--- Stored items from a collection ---
-------------------------

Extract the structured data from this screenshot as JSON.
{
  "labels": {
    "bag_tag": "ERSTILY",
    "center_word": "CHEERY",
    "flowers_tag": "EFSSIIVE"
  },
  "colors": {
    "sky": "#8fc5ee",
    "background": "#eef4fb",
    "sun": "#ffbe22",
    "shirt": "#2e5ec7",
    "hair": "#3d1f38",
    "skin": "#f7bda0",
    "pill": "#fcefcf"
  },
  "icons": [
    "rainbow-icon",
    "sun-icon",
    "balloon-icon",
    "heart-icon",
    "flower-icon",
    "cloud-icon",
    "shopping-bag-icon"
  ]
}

-------------------------

--- Exercise brief ---
Write the complete data out, exactly as above.

--- Response to this task ---
Extract the structured data from this screenshot as JSON.
{
  "labels": {
    "bag_tag": "ERSTILY",
    "center_word": "CHEERY",
    "flowers_tag": "EFSSIIVE"
  },
  "colors": {
    "sky": "#8fc5ee",
    "background": "#eef4fb",
    "sun": "#ffbe22",
    "shirt": "#2e5ec7",
    "hair": "#3d1f38",
    "skin": "#f7bda0",
    "pill": "#fcefcf"
  },
  "icons": [
    "rainbow-icon",
    "sun-icon",
    "balloon-icon",
    "heart-icon",
    "flower-icon",
    "cloud-icon",
    "shopping-bag-icon"
  ]
}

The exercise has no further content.